▽
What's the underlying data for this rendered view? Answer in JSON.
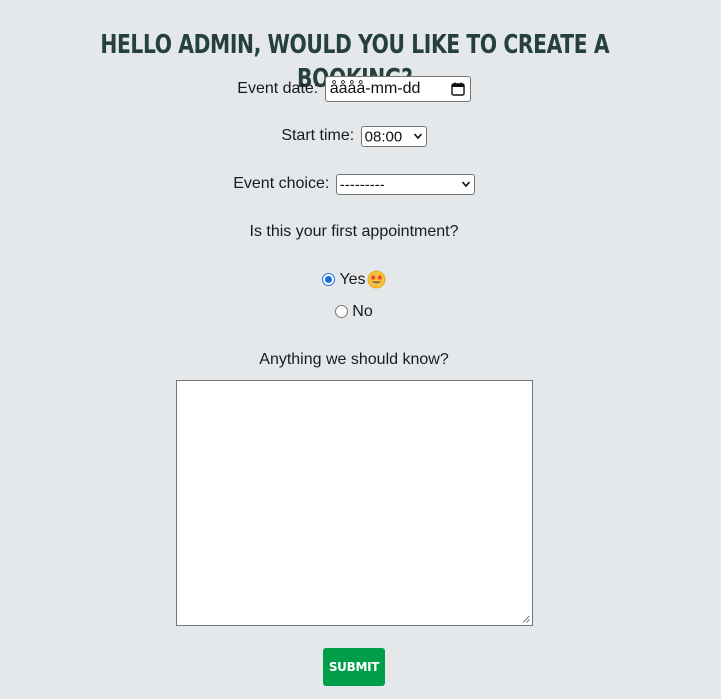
{
  "header": {
    "title": "HELLO ADMIN, WOULD YOU LIKE TO CREATE A BOOKING?"
  },
  "form": {
    "event_date_label": "Event date:",
    "event_date_value": "åååå-mm-dd",
    "start_time_label": "Start time:",
    "start_time_value": "08:00",
    "event_choice_label": "Event choice:",
    "event_choice_value": "---------",
    "first_appointment_question": "Is this your first appointment?",
    "radio_yes_label": "Yes",
    "radio_no_label": "No",
    "radio_selected": "Yes",
    "notes_label": "Anything we should know?",
    "notes_value": "",
    "submit_label": "SUBMIT"
  },
  "colors": {
    "background": "#e4e8eb",
    "title": "#26403a",
    "submit_button": "#009e49",
    "radio_accent": "#1a6ed8"
  },
  "icons": {
    "date_picker": "calendar-icon",
    "select_arrow": "chevron-down-icon",
    "yes_emoji": "star-struck-emoji-icon",
    "textarea_resize": "resize-handle-icon"
  }
}
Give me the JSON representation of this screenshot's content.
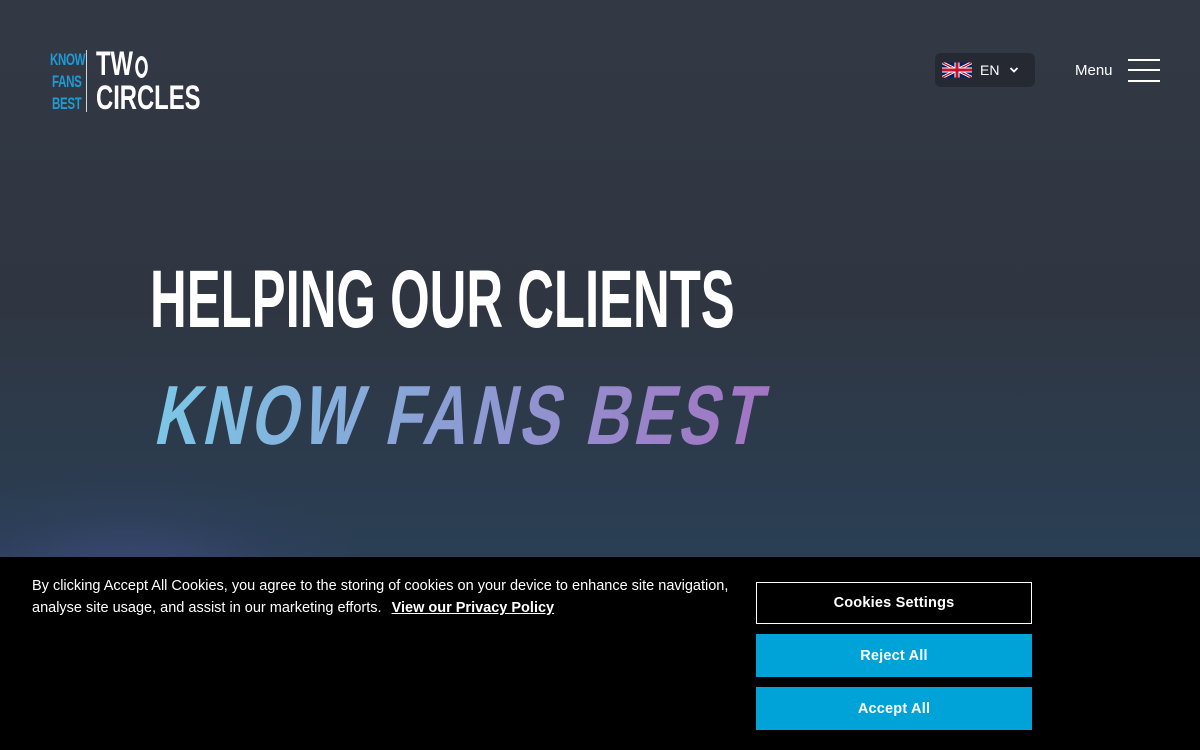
{
  "header": {
    "logo": {
      "left_lines": [
        "KNOW",
        "FANS",
        "BEST"
      ],
      "right_line1": "TW",
      "right_line2": "CIRCLES"
    },
    "language": {
      "code": "EN",
      "flag_icon": "uk-flag-icon"
    },
    "menu_label": "Menu"
  },
  "hero": {
    "title": "HELPING OUR CLIENTS",
    "slogan": "KNOW FANS BEST"
  },
  "cookie_banner": {
    "text": "By clicking Accept All Cookies, you agree to the storing of cookies on your device to enhance site navigation, analyse site usage, and assist in our marketing efforts.",
    "link": "View our Privacy Policy",
    "settings_label": "Cookies Settings",
    "reject_label": "Reject All",
    "accept_label": "Accept All"
  },
  "colors": {
    "accent_blue": "#00a3d8",
    "logo_blue": "#1e9ad6",
    "slogan_start": "#7cc6e6",
    "slogan_end": "#a374c2",
    "banner_bg": "#000000"
  }
}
△
- Short exercise:
The material above holds pictures; copy everything else in it exactly.

- Reply to the task:
What's the underlying data for this rendered view? Answer in JSON.
{
  "header": {
    "title": "HELLO ADMIN, WOULD YOU LIKE TO CREATE A BOOKING?"
  },
  "form": {
    "event_date_label": "Event date:",
    "event_date_value": "åååå-mm-dd",
    "start_time_label": "Start time:",
    "start_time_value": "08:00",
    "event_choice_label": "Event choice:",
    "event_choice_value": "---------",
    "first_appointment_question": "Is this your first appointment?",
    "radio_yes_label": "Yes",
    "radio_no_label": "No",
    "radio_selected": "Yes",
    "notes_label": "Anything we should know?",
    "notes_value": "",
    "submit_label": "SUBMIT"
  },
  "colors": {
    "background": "#e4e8eb",
    "title": "#26403a",
    "submit_button": "#009e49",
    "radio_accent": "#1a6ed8"
  },
  "icons": {
    "date_picker": "calendar-icon",
    "select_arrow": "chevron-down-icon",
    "yes_emoji": "star-struck-emoji-icon",
    "textarea_resize": "resize-handle-icon"
  }
}
Give me the JSON representation of this screenshot's content.
{
  "header": {
    "logo": {
      "left_lines": [
        "KNOW",
        "FANS",
        "BEST"
      ],
      "right_line1": "TW",
      "right_line2": "CIRCLES"
    },
    "language": {
      "code": "EN",
      "flag_icon": "uk-flag-icon"
    },
    "menu_label": "Menu"
  },
  "hero": {
    "title": "HELPING OUR CLIENTS",
    "slogan": "KNOW FANS BEST"
  },
  "cookie_banner": {
    "text": "By clicking Accept All Cookies, you agree to the storing of cookies on your device to enhance site navigation, analyse site usage, and assist in our marketing efforts.",
    "link": "View our Privacy Policy",
    "settings_label": "Cookies Settings",
    "reject_label": "Reject All",
    "accept_label": "Accept All"
  },
  "colors": {
    "accent_blue": "#00a3d8",
    "logo_blue": "#1e9ad6",
    "slogan_start": "#7cc6e6",
    "slogan_end": "#a374c2",
    "banner_bg": "#000000"
  }
}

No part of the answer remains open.